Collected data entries
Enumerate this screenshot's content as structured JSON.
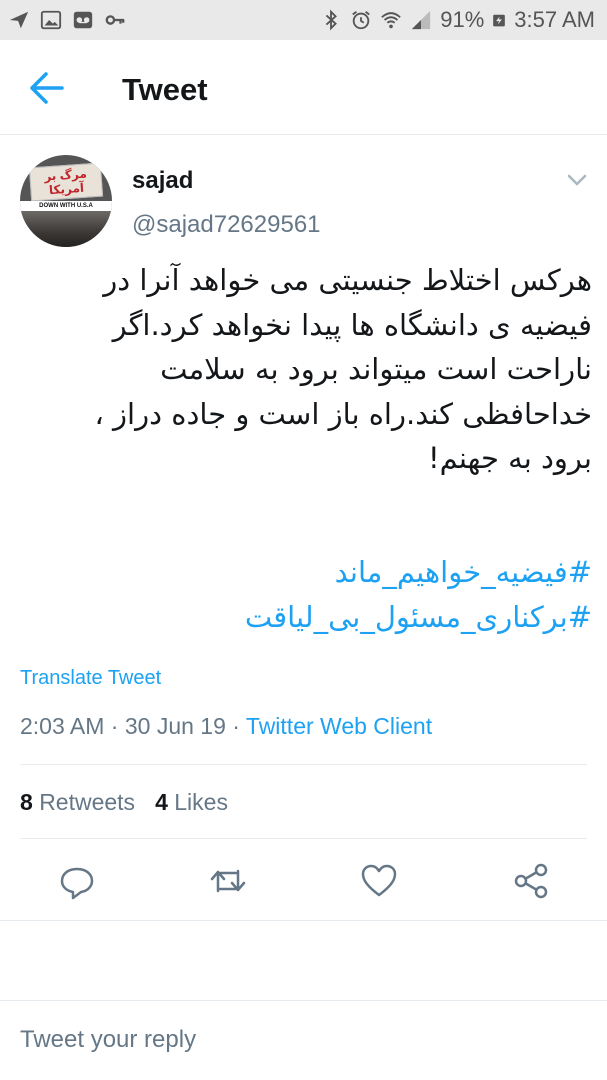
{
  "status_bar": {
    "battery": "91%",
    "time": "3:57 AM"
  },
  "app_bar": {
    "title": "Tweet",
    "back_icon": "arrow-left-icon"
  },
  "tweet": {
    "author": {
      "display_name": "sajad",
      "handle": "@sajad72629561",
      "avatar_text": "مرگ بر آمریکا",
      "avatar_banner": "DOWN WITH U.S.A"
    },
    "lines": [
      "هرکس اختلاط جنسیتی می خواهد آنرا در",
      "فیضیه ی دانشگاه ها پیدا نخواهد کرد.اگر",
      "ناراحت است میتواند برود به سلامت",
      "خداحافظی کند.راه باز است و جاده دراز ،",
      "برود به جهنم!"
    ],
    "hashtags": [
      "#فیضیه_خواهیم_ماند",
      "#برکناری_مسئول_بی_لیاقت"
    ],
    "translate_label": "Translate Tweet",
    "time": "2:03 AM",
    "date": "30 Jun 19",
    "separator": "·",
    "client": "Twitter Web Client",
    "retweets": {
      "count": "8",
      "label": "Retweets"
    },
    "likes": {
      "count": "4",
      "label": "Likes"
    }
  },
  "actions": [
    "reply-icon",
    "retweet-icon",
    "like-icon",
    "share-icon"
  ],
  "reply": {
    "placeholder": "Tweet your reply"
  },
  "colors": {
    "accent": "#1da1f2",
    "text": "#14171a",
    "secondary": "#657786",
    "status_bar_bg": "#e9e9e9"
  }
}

...

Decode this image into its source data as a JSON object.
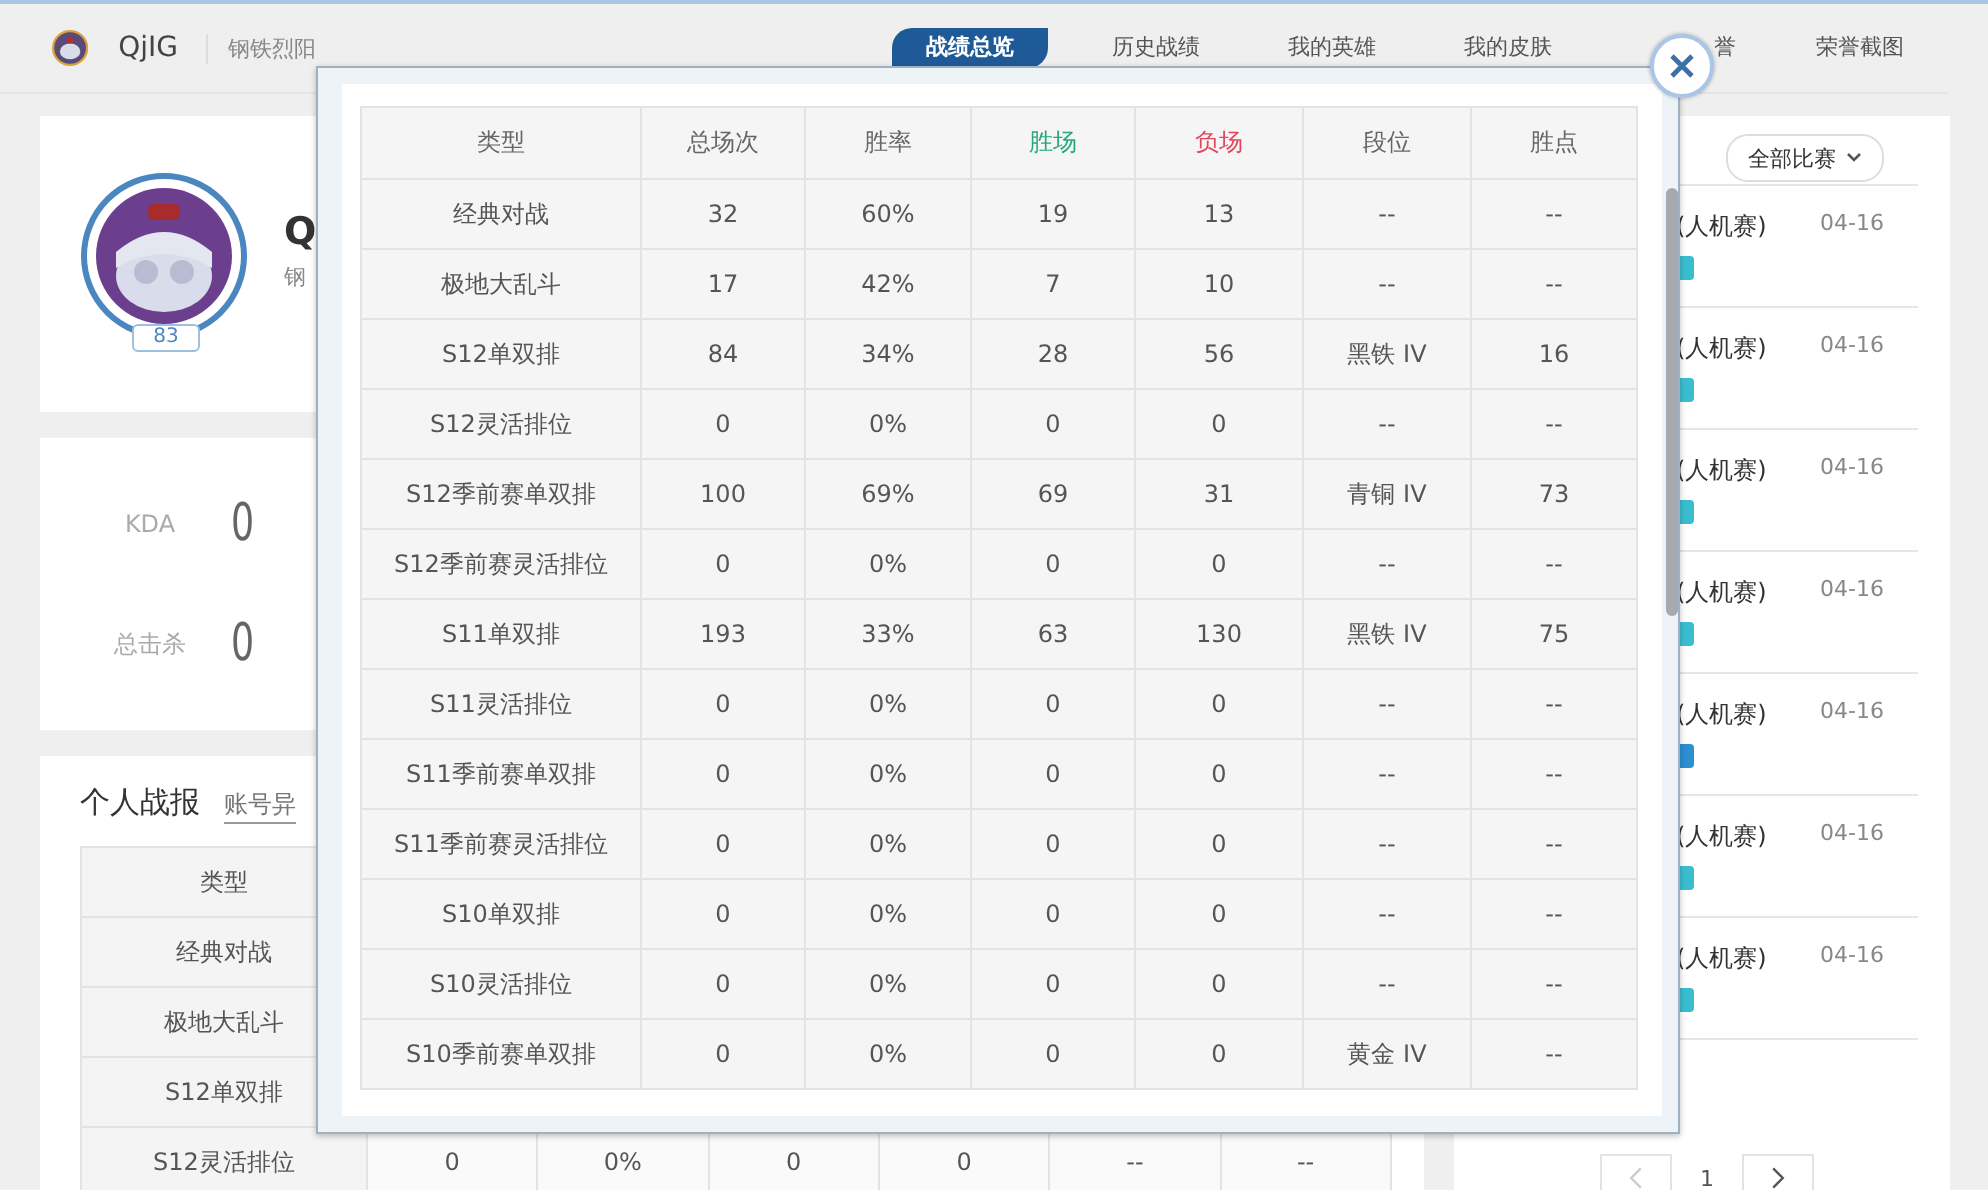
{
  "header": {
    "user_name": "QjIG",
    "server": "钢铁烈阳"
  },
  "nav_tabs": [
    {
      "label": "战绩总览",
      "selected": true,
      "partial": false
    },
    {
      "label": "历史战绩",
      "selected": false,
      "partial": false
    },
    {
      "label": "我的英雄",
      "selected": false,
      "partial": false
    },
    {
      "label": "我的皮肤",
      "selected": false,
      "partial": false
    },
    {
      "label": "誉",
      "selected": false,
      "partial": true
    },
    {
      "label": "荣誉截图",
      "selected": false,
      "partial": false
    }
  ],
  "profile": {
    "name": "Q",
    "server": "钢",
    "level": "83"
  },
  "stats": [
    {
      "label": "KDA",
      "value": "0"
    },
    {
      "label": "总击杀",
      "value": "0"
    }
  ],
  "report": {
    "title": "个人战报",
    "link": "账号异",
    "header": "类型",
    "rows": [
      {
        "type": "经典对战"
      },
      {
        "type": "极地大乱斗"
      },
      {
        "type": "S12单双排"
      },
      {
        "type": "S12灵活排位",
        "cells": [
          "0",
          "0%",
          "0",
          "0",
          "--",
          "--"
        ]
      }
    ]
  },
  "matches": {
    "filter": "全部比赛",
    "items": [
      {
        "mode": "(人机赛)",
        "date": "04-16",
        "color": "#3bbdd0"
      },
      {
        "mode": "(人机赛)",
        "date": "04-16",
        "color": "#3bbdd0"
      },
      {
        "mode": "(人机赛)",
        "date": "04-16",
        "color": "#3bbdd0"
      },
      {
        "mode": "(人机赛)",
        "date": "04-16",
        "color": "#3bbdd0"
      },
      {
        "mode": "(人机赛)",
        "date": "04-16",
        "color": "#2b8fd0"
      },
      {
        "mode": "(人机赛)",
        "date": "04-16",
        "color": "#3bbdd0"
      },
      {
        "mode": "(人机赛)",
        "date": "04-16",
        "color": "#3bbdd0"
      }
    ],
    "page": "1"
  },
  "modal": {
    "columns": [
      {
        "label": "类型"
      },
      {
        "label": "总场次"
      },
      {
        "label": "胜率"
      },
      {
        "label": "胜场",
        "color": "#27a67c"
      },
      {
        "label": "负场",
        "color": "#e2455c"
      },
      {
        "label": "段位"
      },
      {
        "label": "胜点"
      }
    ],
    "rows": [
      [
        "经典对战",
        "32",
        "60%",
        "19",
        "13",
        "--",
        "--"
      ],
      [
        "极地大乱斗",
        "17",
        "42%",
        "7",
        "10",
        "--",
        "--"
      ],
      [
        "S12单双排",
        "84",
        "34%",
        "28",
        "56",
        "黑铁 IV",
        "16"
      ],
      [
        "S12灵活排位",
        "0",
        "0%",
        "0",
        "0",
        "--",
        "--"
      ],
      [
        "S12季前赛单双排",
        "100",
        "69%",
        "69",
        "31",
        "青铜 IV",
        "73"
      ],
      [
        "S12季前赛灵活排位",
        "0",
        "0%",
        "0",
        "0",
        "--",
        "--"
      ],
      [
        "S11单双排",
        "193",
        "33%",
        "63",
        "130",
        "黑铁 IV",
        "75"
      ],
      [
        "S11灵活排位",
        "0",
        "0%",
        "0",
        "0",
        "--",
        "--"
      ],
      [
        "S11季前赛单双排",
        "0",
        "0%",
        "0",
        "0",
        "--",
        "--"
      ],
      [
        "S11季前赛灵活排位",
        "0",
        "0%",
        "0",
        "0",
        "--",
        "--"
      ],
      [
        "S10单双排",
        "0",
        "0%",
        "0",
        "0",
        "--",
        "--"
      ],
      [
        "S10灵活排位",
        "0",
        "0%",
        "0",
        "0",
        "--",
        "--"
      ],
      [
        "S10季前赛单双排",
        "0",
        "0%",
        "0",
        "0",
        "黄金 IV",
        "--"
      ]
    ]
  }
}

WHAT YOU NEED TO DO » Find the word "icon" in the entries above and gather every line that holds it.

REPLY TO THE EXERCISE »
    "back_icon": "arrow-left-icon"
    "reply-icon",
    "retweet-icon",
    "like-icon",
    "share-icon"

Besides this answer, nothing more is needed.